─── GIVEN DATA ───

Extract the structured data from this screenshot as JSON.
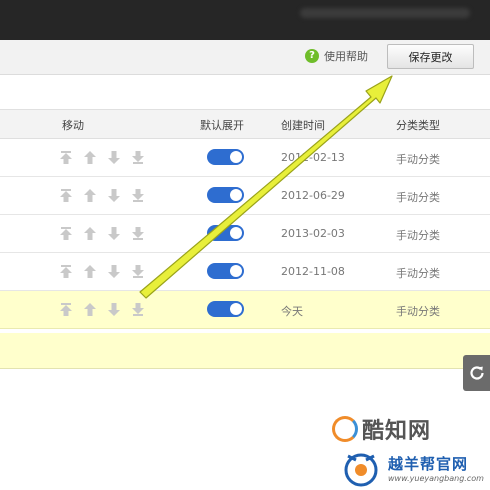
{
  "toolbar": {
    "help_label": "使用帮助",
    "help_icon_glyph": "?",
    "save_label": "保存更改"
  },
  "table": {
    "headers": {
      "move": "移动",
      "default_expand": "默认展开",
      "created": "创建时间",
      "type": "分类类型"
    },
    "rows": [
      {
        "created": "2012-02-13",
        "type": "手动分类",
        "expanded": true,
        "highlight": false
      },
      {
        "created": "2012-06-29",
        "type": "手动分类",
        "expanded": true,
        "highlight": false
      },
      {
        "created": "2013-02-03",
        "type": "手动分类",
        "expanded": true,
        "highlight": false
      },
      {
        "created": "2012-11-08",
        "type": "手动分类",
        "expanded": true,
        "highlight": false
      },
      {
        "created": "今天",
        "type": "手动分类",
        "expanded": true,
        "highlight": true
      }
    ],
    "move_icons": [
      "move-to-top-icon",
      "move-up-icon",
      "move-down-icon",
      "move-to-bottom-icon"
    ]
  },
  "annotation": {
    "arrow_color": "#e8ef3a",
    "arrow_outline": "#9aa31a"
  },
  "colors": {
    "toggle_on": "#2e6dd0",
    "highlight_row": "#ffffcc",
    "topbar": "#262626"
  },
  "watermarks": {
    "site1": "酷知网",
    "site2_title": "越羊帮官网",
    "site2_url": "www.yueyangbang.com"
  }
}
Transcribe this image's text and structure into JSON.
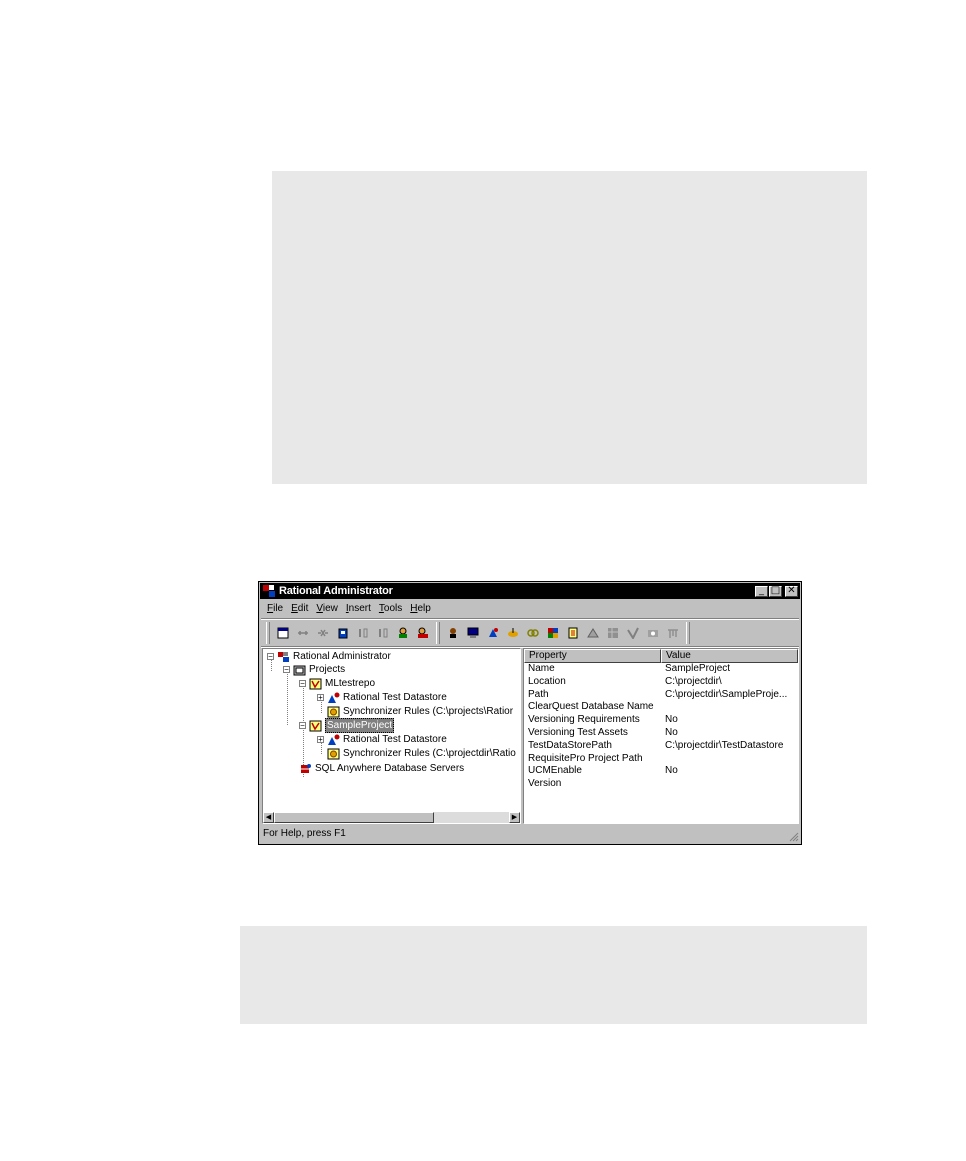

───

## WHAT TO WORK ON
Leave out the pictures and return every record word for word.

## THE ANSWER
Extract the structured data from this screenshot as JSON.
{
  "toolbar": {
    "help_label": "使用帮助",
    "help_icon_glyph": "?",
    "save_label": "保存更改"
  },
  "table": {
    "headers": {
      "move": "移动",
      "default_expand": "默认展开",
      "created": "创建时间",
      "type": "分类类型"
    },
    "rows": [
      {
        "created": "2012-02-13",
        "type": "手动分类",
        "expanded": true,
        "highlight": false
      },
      {
        "created": "2012-06-29",
        "type": "手动分类",
        "expanded": true,
        "highlight": false
      },
      {
        "created": "2013-02-03",
        "type": "手动分类",
        "expanded": true,
        "highlight": false
      },
      {
        "created": "2012-11-08",
        "type": "手动分类",
        "expanded": true,
        "highlight": false
      },
      {
        "created": "今天",
        "type": "手动分类",
        "expanded": true,
        "highlight": true
      }
    ],
    "move_icons": [
      "move-to-top-icon",
      "move-up-icon",
      "move-down-icon",
      "move-to-bottom-icon"
    ]
  },
  "annotation": {
    "arrow_color": "#e8ef3a",
    "arrow_outline": "#9aa31a"
  },
  "colors": {
    "toggle_on": "#2e6dd0",
    "highlight_row": "#ffffcc",
    "topbar": "#262626"
  },
  "watermarks": {
    "site1": "酷知网",
    "site2_title": "越羊帮官网",
    "site2_url": "www.yueyangbang.com"
  }
}
Transcribe this image's text and structure into JSON.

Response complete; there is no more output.